*Goal:* Reproduce the material exactly, omitting nothing.

══ Material provided

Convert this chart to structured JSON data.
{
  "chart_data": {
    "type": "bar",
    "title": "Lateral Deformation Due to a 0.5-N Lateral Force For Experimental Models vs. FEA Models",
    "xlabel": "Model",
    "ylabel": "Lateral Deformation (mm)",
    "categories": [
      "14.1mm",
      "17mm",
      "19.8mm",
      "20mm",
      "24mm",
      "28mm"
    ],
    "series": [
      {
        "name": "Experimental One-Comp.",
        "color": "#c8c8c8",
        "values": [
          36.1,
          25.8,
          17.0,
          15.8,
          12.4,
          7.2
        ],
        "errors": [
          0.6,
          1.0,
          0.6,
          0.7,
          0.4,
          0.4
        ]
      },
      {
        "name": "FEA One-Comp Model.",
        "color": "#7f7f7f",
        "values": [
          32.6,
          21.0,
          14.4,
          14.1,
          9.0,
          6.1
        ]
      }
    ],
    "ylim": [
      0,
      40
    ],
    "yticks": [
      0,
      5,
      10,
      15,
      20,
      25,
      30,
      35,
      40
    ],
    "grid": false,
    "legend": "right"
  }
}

════

*Solution for this problem:*
Convert this chart to structured JSON data.
{
  "chart_data": {
    "type": "bar",
    "title": "Lateral Deformation Due to a 0.5-N Lateral Force For Experimental Models vs. FEA Models",
    "xlabel": "Model",
    "ylabel": "Lateral Deformation (mm)",
    "categories": [
      "14.1mm",
      "17mm",
      "19.8mm",
      "20mm",
      "24mm",
      "28mm"
    ],
    "series": [
      {
        "name": "Experimental One-Comp.",
        "color": "#c8c8c8",
        "values": [
          36.1,
          25.8,
          17.0,
          15.8,
          12.4,
          7.2
        ],
        "errors": [
          0.6,
          1.0,
          0.6,
          0.7,
          0.4,
          0.4
        ]
      },
      {
        "name": "FEA One-Comp Model.",
        "color": "#7f7f7f",
        "values": [
          32.6,
          21.0,
          14.4,
          14.1,
          9.0,
          6.1
        ]
      }
    ],
    "ylim": [
      0,
      40
    ],
    "yticks": [
      0,
      5,
      10,
      15,
      20,
      25,
      30,
      35,
      40
    ],
    "grid": false,
    "legend": "right"
  }
}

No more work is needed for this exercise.